Find each line with "Number" and copy it.

─── Input rows

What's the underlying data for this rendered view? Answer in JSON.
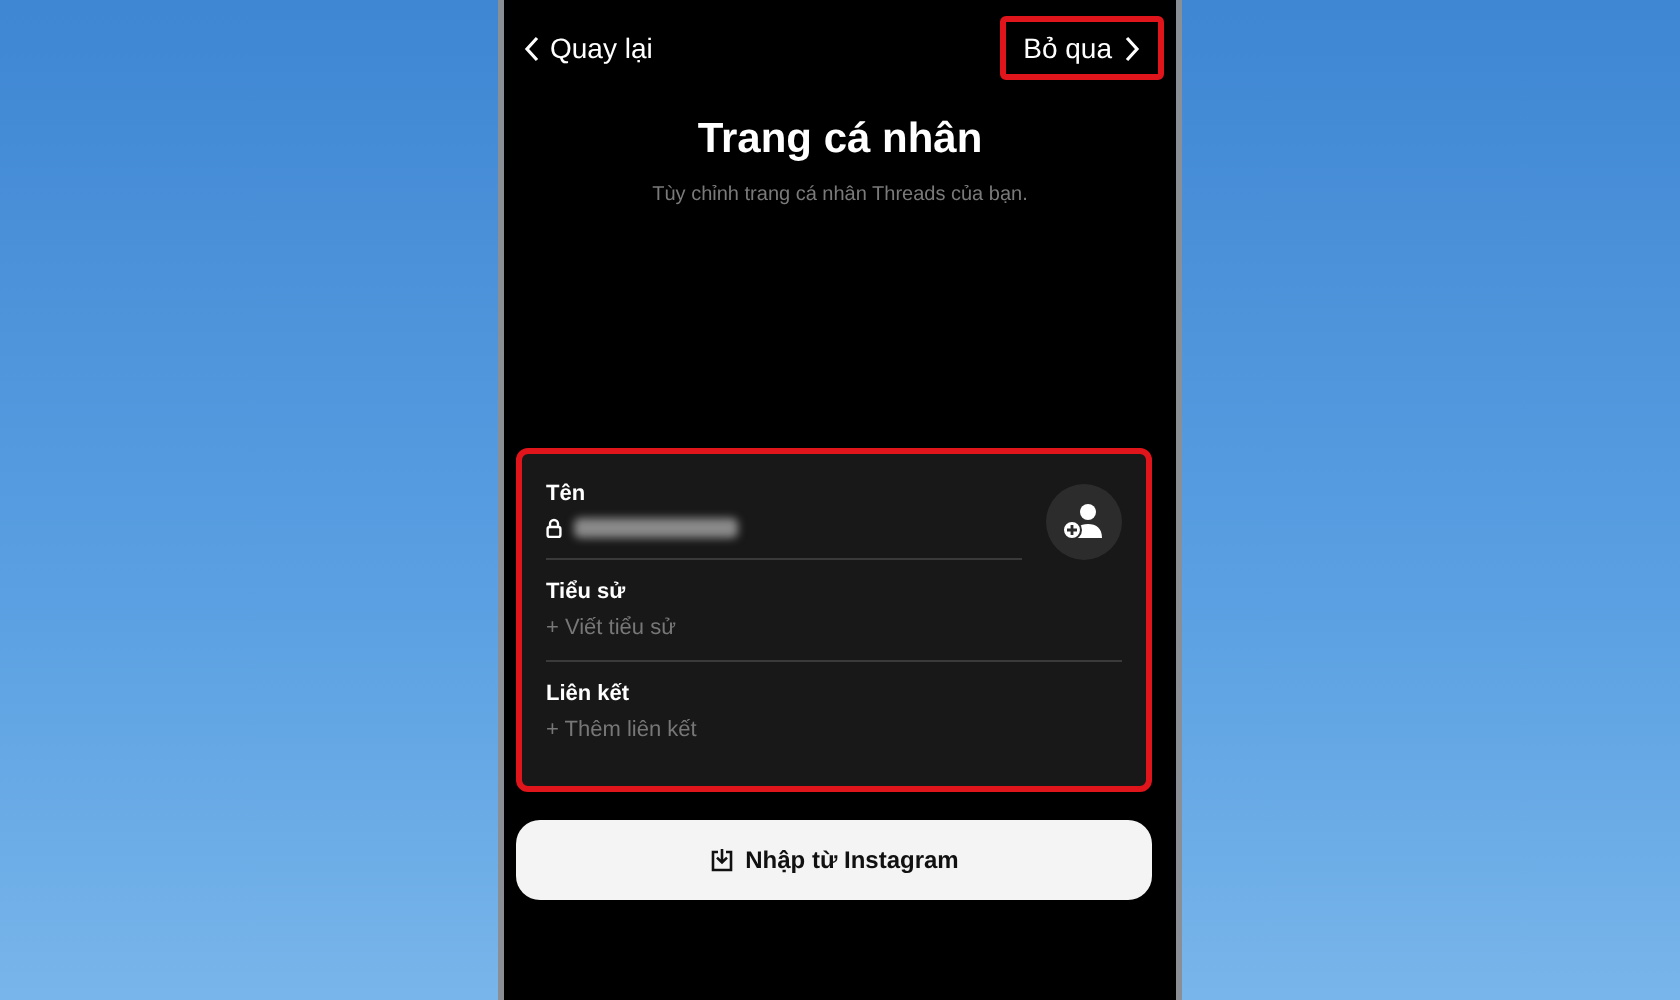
{
  "header": {
    "back": {
      "label": "Quay lại"
    },
    "skip": {
      "label": "Bỏ qua",
      "highlighted": true
    }
  },
  "title": "Trang cá nhân",
  "subtitle": "Tùy chỉnh trang cá nhân Threads của bạn.",
  "card": {
    "highlighted": true,
    "fields": [
      {
        "kind": "locked",
        "label": "Tên",
        "redacted": true
      },
      {
        "kind": "add",
        "label": "Tiểu sử",
        "placeholder": "+ Viết tiểu sử"
      },
      {
        "kind": "add",
        "label": "Liên kết",
        "placeholder": "+ Thêm liên kết"
      }
    ]
  },
  "import_button": {
    "label": "Nhập từ Instagram"
  }
}
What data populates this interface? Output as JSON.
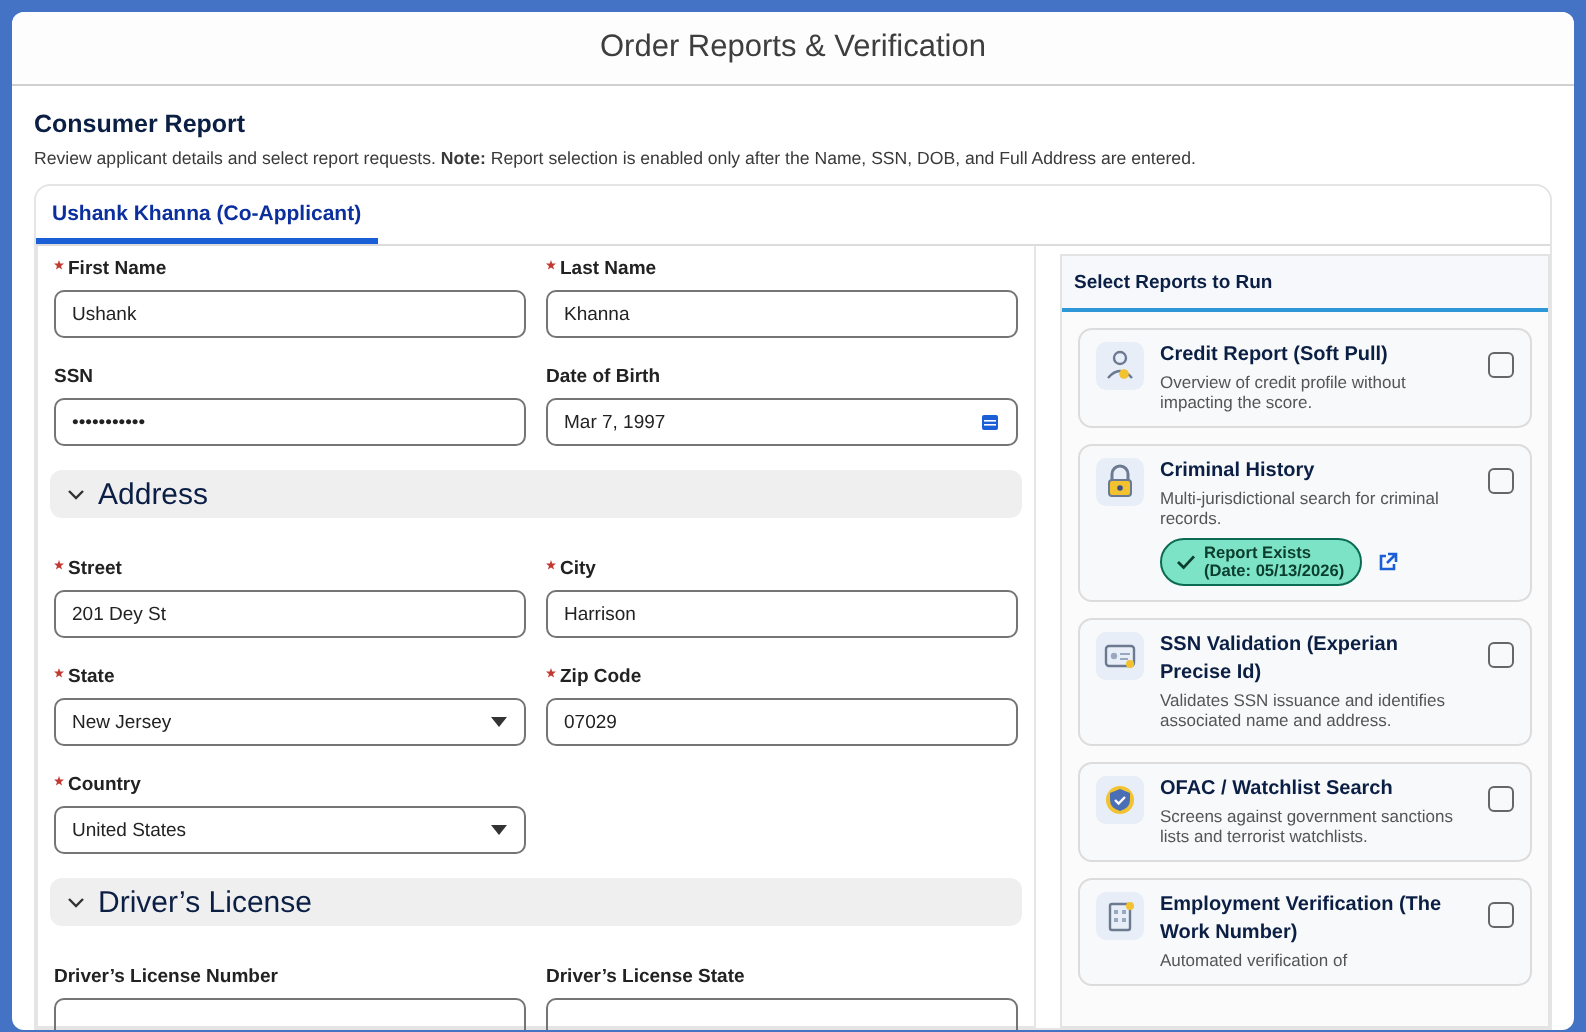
{
  "window": {
    "title": "Order Reports & Verification"
  },
  "section": {
    "title": "Consumer Report",
    "description": "Review applicant details and select report requests. **Note:** Report selection is enabled only after the Name, SSN, DOB, and Full Address are entered."
  },
  "tabs": [
    {
      "label": "Ushank Khanna (Co-Applicant)",
      "selected": true
    }
  ],
  "groups": [
    {
      "fields": [
        {
          "label": "First Name",
          "required": true,
          "kind": "text",
          "value": "Ushank"
        },
        {
          "label": "Last Name",
          "required": true,
          "kind": "text",
          "value": "Khanna"
        },
        {
          "label": "SSN",
          "required": false,
          "kind": "text",
          "value": "•••••••••••"
        },
        {
          "label": "Date of Birth",
          "required": false,
          "kind": "date",
          "value": "Mar 7, 1997"
        }
      ]
    },
    {
      "title": "Address",
      "expanded": true,
      "fields": [
        {
          "label": "Street",
          "required": true,
          "kind": "text",
          "value": "201 Dey St"
        },
        {
          "label": "City",
          "required": true,
          "kind": "text",
          "value": "Harrison"
        },
        {
          "label": "State",
          "required": true,
          "kind": "select",
          "value": "New Jersey"
        },
        {
          "label": "Zip Code",
          "required": true,
          "kind": "text",
          "value": "07029"
        },
        {
          "label": "Country",
          "required": true,
          "kind": "select",
          "value": "United States"
        }
      ]
    },
    {
      "title": "Driver’s License",
      "expanded": true,
      "fields": [
        {
          "label": "Driver’s License Number",
          "required": false,
          "kind": "text"
        },
        {
          "label": "Driver’s License State",
          "required": false,
          "kind": "text"
        }
      ]
    }
  ],
  "reports_panel": {
    "title": "Select Reports to Run",
    "reports": [
      {
        "title": "Credit Report (Soft Pull)",
        "description": "Overview of credit profile without impacting the score.",
        "checked": false
      },
      {
        "title": "Criminal History",
        "description": "Multi-jurisdictional search for criminal records.",
        "checked": false,
        "badge": {
          "lines": [
            "Report Exists",
            "(Date: 05/13/2026)"
          ]
        }
      },
      {
        "title": "SSN Validation (Experian Precise Id)",
        "description": "Validates SSN issuance and identifies associated name and address.",
        "checked": false
      },
      {
        "title": "OFAC / Watchlist Search",
        "description": "Screens against government sanctions lists and terrorist watchlists.",
        "checked": false
      },
      {
        "title": "Employment Verification (The Work Number)",
        "description": "Automated verification of",
        "checked": false
      }
    ]
  }
}
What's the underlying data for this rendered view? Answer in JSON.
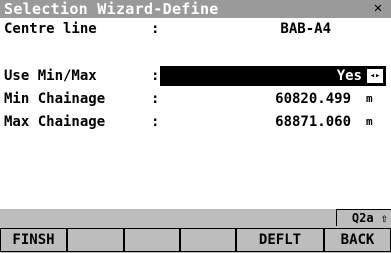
{
  "window": {
    "title": "Selection Wizard-Define",
    "close_glyph": "✕"
  },
  "fields": {
    "centre_line": {
      "label": "Centre line",
      "value": "BAB-A4"
    },
    "use_minmax": {
      "label": "Use Min/Max",
      "value": "Yes",
      "toggle_glyph": "◂▸"
    },
    "min_chainage": {
      "label": "Min Chainage",
      "value": "60820.499",
      "unit": "m"
    },
    "max_chainage": {
      "label": "Max Chainage",
      "value": "68871.060",
      "unit": "m"
    },
    "colon": ":"
  },
  "status": {
    "indicator": "Q2a ⇧"
  },
  "softkeys": [
    {
      "label": "FINSH"
    },
    {
      "label": ""
    },
    {
      "label": ""
    },
    {
      "label": ""
    },
    {
      "label": "DEFLT"
    },
    {
      "label": "BACK"
    }
  ],
  "colors": {
    "title_bg": "#9a9a9a",
    "panel_bg": "#bdbdbd",
    "selection_bg": "#000000"
  }
}
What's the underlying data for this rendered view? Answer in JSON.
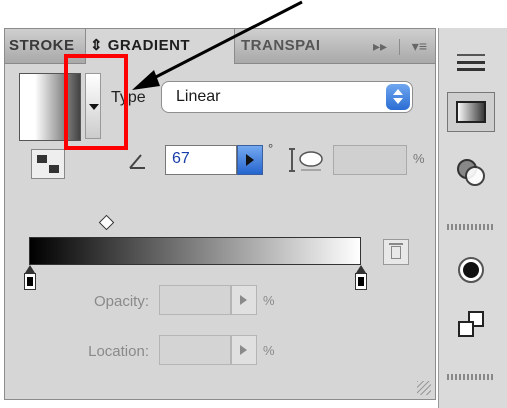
{
  "tabs": [
    {
      "label": "STROKE"
    },
    {
      "label": "⇕ GRADIENT"
    },
    {
      "label": "TRANSPARENCY"
    }
  ],
  "tab_controls": {
    "expand_icon": "double-chevron-right-icon",
    "menu_icon": "panel-menu-icon",
    "expand_label": "▸▸",
    "menu_label": "▾≡"
  },
  "gradient": {
    "type_label": "Type",
    "type_value": "Linear",
    "angle_value": "67",
    "degree_symbol": "°",
    "aspect_value": "",
    "aspect_unit": "%",
    "opacity_label": "Opacity:",
    "opacity_unit": "%",
    "location_label": "Location:",
    "location_unit": "%",
    "ramp_start_color": "#000000",
    "ramp_end_color": "#ffffff",
    "left_stop_color": "#000000",
    "right_stop_color": "#000000"
  },
  "annotation": {
    "box_color": "#ff0000",
    "arrow_color": "#000000"
  },
  "dock_icons": [
    "panel-grip-icon",
    "gradient-panel-icon",
    "transparency-panel-icon",
    "appearance-panel-icon",
    "layers-panel-icon"
  ]
}
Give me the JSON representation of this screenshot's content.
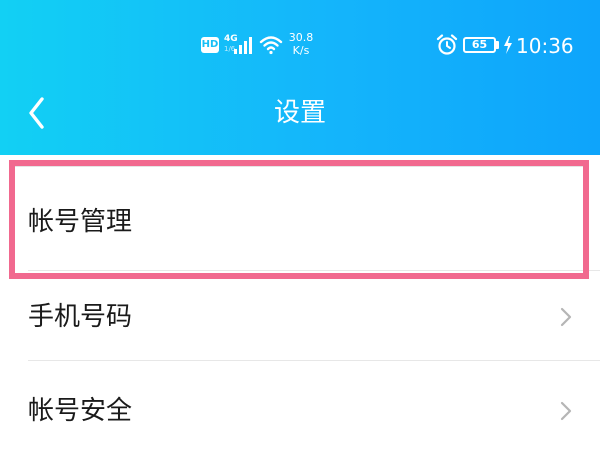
{
  "status_bar": {
    "hd_badge": "HD",
    "network_type": "4G",
    "network_sub": "1/6",
    "speed_value": "30.8",
    "speed_unit": "K/s",
    "battery_level": "65",
    "time": "10:36",
    "icons": [
      "hd-icon",
      "signal-icon",
      "wifi-icon",
      "alarm-icon",
      "battery-icon",
      "charging-icon"
    ]
  },
  "title_bar": {
    "title": "设置",
    "back_icon": "chevron-left-icon"
  },
  "settings_list": {
    "items": [
      {
        "label": "帐号管理",
        "highlighted": true,
        "has_chevron": false
      },
      {
        "label": "手机号码",
        "highlighted": false,
        "has_chevron": true
      },
      {
        "label": "帐号安全",
        "highlighted": false,
        "has_chevron": true
      }
    ]
  },
  "colors": {
    "header_start": "#12d0f4",
    "header_end": "#0ea4fb",
    "highlight_border": "#f1698f",
    "text": "#1a1a1a",
    "chevron": "#b5b5b5",
    "divider": "#e7e7e7"
  }
}
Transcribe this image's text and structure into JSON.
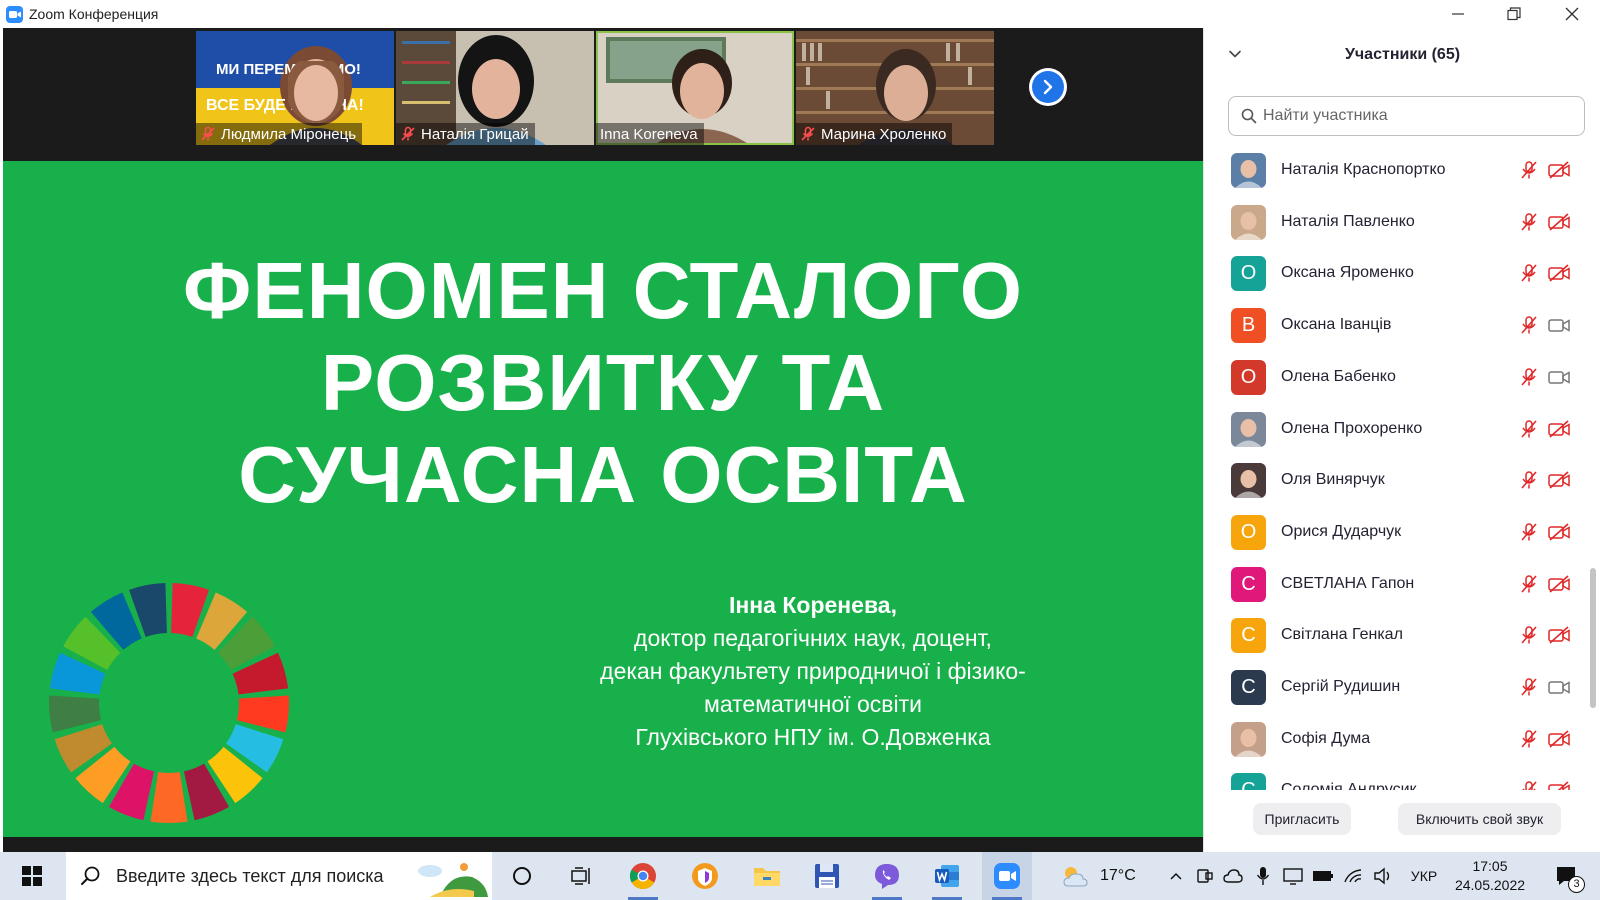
{
  "window": {
    "title": "Zoom Конференция"
  },
  "strip": {
    "tiles": [
      {
        "name": "Людмила Міронець",
        "muted": true,
        "banner_line1": "МИ ПЕРЕМОЖЕМО!",
        "banner_line2": "ВСЕ БУДЕ УКРАЇНА!"
      },
      {
        "name": "Наталія Грицай",
        "muted": true
      },
      {
        "name": "Inna Koreneva",
        "muted": false
      },
      {
        "name": "Марина Хроленко",
        "muted": true
      }
    ]
  },
  "slide": {
    "title_lines": [
      "ФЕНОМЕН СТАЛОГО",
      "РОЗВИТКУ ТА",
      "СУЧАСНА ОСВІТА"
    ],
    "author_name": "Інна Коренева,",
    "author_lines": [
      "доктор педагогічних наук, доцент,",
      "декан факультету природничої і фізико-",
      "математичної освіти",
      "Глухівського НПУ ім. О.Довженка"
    ]
  },
  "panel": {
    "title": "Участники (65)",
    "search_placeholder": "Найти участника",
    "participants": [
      {
        "name": "Наталія Краснопортко",
        "avatar_letter": "",
        "avatar_color": "#5b7fa6",
        "mic_muted": true,
        "cam_off": true
      },
      {
        "name": "Наталія Павленко",
        "avatar_letter": "",
        "avatar_color": "#c9a98a",
        "mic_muted": true,
        "cam_off": true
      },
      {
        "name": "Оксана  Яроменко",
        "avatar_letter": "О",
        "avatar_color": "#14A396",
        "mic_muted": true,
        "cam_off": true
      },
      {
        "name": "Оксана Іванців",
        "avatar_letter": "В",
        "avatar_color": "#F04E23",
        "mic_muted": true,
        "cam_off": false
      },
      {
        "name": "Олена Бабенко",
        "avatar_letter": "О",
        "avatar_color": "#D2392B",
        "mic_muted": true,
        "cam_off": false
      },
      {
        "name": "Олена Прохоренко",
        "avatar_letter": "",
        "avatar_color": "#7a8899",
        "mic_muted": true,
        "cam_off": true
      },
      {
        "name": "Оля Винярчук",
        "avatar_letter": "",
        "avatar_color": "#4a3a3a",
        "mic_muted": true,
        "cam_off": true
      },
      {
        "name": "Орися Дударчук",
        "avatar_letter": "О",
        "avatar_color": "#F6A60C",
        "mic_muted": true,
        "cam_off": true
      },
      {
        "name": "СВЕТЛАНА Гапон",
        "avatar_letter": "С",
        "avatar_color": "#E0187A",
        "mic_muted": true,
        "cam_off": true
      },
      {
        "name": "Світлана Генкал",
        "avatar_letter": "С",
        "avatar_color": "#F6A60C",
        "mic_muted": true,
        "cam_off": true
      },
      {
        "name": "Сергій Рудишин",
        "avatar_letter": "С",
        "avatar_color": "#2B3A4F",
        "mic_muted": true,
        "cam_off": false
      },
      {
        "name": "Софія Дума",
        "avatar_letter": "",
        "avatar_color": "#c4a08a",
        "mic_muted": true,
        "cam_off": true
      },
      {
        "name": "Соломія Андрусик",
        "avatar_letter": "С",
        "avatar_color": "#14A396",
        "mic_muted": true,
        "cam_off": true
      }
    ],
    "invite_label": "Пригласить",
    "unmute_label": "Включить свой звук"
  },
  "taskbar": {
    "search_placeholder": "Введите здесь текст для поиска",
    "weather": "17°C",
    "language": "УКР",
    "time": "17:05",
    "date": "24.05.2022",
    "notifications_count": "3"
  }
}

──────

**Written response**
          "label": "Driver’s License Number",
        "title": "Employment Verification (The Work Number)",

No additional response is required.